=== Goal ===
Copy out every line below that contains the word "with".

-- Begin Exercise input --

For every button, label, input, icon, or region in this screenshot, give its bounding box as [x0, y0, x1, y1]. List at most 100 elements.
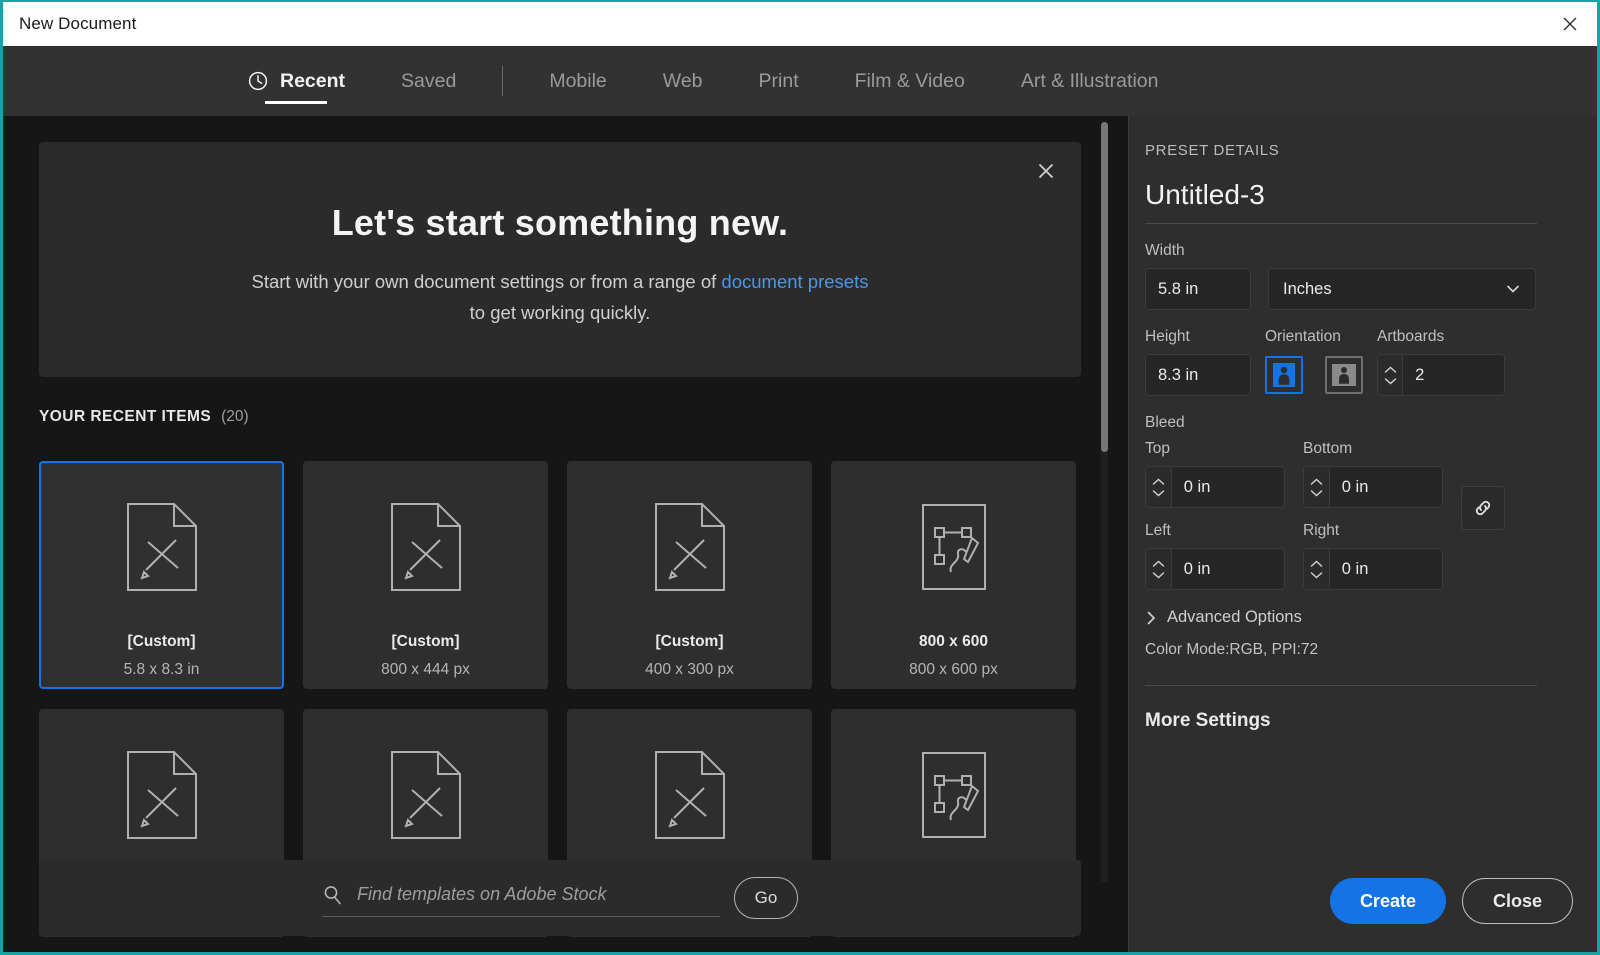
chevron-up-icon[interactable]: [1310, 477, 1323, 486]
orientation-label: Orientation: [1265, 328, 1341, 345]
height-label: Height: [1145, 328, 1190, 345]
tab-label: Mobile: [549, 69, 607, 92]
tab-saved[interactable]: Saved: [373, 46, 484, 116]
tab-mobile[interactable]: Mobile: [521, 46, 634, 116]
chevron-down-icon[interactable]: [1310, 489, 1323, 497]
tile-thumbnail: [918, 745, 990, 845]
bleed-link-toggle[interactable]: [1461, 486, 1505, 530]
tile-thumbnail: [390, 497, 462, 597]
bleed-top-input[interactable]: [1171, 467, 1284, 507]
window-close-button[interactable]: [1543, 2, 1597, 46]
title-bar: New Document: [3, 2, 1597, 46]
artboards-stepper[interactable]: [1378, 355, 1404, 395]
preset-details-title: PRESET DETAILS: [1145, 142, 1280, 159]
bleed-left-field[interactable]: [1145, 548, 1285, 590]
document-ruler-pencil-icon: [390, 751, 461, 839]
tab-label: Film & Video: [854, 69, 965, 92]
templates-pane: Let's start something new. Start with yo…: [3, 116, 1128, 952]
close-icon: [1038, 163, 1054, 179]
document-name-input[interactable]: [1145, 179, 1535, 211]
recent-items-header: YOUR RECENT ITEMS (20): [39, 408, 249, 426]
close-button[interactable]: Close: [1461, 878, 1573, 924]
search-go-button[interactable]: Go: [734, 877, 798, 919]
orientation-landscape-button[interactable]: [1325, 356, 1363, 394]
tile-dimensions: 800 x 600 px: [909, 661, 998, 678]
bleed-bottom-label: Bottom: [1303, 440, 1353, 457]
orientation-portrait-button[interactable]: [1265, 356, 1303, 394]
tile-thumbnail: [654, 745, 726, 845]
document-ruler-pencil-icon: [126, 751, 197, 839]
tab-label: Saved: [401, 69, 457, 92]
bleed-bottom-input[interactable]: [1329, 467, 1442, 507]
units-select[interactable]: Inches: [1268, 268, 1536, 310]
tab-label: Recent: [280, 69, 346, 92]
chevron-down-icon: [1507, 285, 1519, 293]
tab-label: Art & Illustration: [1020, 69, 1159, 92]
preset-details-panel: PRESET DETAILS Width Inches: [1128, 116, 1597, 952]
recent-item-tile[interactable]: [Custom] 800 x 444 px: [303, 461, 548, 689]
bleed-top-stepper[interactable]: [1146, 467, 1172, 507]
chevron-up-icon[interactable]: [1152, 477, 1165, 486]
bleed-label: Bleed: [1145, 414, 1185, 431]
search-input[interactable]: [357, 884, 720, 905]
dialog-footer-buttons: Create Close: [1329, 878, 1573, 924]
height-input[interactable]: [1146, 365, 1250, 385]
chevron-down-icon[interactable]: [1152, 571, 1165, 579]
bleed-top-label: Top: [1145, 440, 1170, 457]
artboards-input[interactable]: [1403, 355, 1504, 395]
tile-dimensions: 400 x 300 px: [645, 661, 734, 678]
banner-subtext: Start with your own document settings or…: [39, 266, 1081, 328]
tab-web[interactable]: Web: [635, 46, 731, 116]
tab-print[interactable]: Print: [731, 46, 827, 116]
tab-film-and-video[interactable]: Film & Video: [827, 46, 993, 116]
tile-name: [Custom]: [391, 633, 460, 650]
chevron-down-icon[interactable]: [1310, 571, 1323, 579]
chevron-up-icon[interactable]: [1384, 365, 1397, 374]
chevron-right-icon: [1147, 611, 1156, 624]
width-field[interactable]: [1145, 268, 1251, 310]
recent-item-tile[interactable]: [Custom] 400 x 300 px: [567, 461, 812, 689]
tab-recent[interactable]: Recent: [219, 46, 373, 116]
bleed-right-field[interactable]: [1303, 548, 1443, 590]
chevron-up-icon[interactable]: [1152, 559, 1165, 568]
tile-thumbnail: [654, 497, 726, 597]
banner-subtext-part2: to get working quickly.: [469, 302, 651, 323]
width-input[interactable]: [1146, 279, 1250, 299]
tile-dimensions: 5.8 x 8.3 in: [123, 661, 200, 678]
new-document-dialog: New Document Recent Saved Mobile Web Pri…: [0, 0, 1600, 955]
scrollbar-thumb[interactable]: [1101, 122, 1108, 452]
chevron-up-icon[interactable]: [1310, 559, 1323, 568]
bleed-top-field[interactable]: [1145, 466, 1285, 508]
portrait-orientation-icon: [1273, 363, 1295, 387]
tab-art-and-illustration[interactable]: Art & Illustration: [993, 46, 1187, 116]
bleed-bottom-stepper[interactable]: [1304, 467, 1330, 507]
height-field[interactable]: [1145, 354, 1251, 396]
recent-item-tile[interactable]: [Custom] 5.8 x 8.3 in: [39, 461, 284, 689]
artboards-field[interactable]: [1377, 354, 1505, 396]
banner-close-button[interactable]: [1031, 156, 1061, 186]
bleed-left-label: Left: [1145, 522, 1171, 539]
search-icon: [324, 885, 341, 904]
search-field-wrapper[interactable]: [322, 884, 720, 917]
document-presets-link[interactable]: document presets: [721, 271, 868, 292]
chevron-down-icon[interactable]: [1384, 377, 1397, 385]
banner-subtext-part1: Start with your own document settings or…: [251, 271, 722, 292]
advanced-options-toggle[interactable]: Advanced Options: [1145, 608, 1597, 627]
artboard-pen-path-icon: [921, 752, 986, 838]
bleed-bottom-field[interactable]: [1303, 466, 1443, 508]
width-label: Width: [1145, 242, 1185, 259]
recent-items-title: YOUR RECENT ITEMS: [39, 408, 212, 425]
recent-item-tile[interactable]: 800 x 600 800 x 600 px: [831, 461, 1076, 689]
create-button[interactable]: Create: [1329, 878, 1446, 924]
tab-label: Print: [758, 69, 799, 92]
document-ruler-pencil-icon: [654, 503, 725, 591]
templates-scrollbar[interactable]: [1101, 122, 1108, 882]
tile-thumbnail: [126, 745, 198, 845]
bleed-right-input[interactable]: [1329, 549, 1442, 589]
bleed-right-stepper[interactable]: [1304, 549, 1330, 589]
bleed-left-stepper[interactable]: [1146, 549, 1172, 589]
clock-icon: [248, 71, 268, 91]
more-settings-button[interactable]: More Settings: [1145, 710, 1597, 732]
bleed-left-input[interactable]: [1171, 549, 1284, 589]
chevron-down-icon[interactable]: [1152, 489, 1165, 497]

-- End Exercise input --

=== Exercise response ===
templates-pane: Let's start something new. Start with yo…: [3, 116, 1128, 952]
banner-subtext: Start with your own document settings or…: [39, 266, 1081, 328]
banner-subtext-part1: Start with your own document settings or…: [251, 271, 722, 292]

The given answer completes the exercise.